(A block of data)
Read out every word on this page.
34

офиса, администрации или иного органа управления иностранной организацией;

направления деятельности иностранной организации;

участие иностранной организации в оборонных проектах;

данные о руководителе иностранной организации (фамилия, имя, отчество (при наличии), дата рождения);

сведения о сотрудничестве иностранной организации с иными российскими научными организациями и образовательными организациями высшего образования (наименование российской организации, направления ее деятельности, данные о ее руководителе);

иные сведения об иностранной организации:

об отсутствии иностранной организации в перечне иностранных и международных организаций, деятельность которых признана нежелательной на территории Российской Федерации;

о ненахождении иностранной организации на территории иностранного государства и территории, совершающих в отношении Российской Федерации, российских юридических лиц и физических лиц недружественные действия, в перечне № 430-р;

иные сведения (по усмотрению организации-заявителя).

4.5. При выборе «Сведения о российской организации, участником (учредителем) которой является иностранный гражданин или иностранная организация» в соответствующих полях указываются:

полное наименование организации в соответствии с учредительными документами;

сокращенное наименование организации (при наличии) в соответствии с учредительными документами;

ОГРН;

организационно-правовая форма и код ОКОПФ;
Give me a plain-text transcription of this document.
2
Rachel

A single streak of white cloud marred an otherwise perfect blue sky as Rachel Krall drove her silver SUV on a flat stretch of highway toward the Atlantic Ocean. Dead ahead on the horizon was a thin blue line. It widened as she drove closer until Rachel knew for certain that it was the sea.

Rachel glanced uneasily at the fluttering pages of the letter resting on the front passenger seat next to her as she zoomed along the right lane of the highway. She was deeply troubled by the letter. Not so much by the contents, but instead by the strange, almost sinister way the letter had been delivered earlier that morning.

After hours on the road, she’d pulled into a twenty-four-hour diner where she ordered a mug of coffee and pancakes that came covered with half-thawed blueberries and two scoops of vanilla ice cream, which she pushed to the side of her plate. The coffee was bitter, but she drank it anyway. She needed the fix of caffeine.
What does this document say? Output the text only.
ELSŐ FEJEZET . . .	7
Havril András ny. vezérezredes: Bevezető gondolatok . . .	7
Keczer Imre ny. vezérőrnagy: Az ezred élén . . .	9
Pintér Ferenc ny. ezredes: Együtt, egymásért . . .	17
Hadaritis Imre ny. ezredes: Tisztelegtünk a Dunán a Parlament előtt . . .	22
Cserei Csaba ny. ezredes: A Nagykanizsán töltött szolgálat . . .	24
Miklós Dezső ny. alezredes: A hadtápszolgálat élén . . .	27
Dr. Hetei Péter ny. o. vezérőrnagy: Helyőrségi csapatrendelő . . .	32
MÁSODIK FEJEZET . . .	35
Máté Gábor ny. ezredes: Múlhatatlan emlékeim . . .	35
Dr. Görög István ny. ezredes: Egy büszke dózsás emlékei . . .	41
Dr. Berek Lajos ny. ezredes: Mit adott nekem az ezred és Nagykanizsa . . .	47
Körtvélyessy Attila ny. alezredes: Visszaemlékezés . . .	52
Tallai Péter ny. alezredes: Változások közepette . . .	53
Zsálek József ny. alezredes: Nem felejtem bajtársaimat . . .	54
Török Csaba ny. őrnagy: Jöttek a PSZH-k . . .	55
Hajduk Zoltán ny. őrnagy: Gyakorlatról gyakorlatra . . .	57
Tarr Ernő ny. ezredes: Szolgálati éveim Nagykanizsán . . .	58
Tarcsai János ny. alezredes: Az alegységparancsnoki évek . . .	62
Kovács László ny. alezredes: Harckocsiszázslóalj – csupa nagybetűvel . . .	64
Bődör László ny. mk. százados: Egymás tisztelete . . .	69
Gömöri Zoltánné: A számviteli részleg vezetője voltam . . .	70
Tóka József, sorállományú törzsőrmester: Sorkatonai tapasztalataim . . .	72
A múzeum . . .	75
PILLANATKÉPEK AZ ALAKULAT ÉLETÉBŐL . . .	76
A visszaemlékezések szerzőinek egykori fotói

Prompt: Where a line above holds the string "учредительными", show that line.

Full answer:
полное наименование организации в соответствии с учредительными документами;
сокращенное наименование организации (при наличии) в соответствии с учредительными документами;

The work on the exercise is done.